### Work to do:
Reproduce the listing verbatim.
┌─ Material provided
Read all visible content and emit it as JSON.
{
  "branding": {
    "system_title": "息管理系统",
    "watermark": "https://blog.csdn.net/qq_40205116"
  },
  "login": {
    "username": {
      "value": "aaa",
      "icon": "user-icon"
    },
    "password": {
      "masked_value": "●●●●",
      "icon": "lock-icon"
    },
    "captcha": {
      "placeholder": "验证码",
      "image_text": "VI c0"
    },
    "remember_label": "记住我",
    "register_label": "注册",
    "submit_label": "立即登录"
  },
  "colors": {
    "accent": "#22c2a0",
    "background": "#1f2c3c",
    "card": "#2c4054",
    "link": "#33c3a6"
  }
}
└─
### Response:
Read all visible content and emit it as JSON.
{
  "branding": {
    "system_title": "息管理系统",
    "watermark": "https://blog.csdn.net/qq_40205116"
  },
  "login": {
    "username": {
      "value": "aaa",
      "icon": "user-icon"
    },
    "password": {
      "masked_value": "●●●●",
      "icon": "lock-icon"
    },
    "captcha": {
      "placeholder": "验证码",
      "image_text": "VI c0"
    },
    "remember_label": "记住我",
    "register_label": "注册",
    "submit_label": "立即登录"
  },
  "colors": {
    "accent": "#22c2a0",
    "background": "#1f2c3c",
    "card": "#2c4054",
    "link": "#33c3a6"
  }
}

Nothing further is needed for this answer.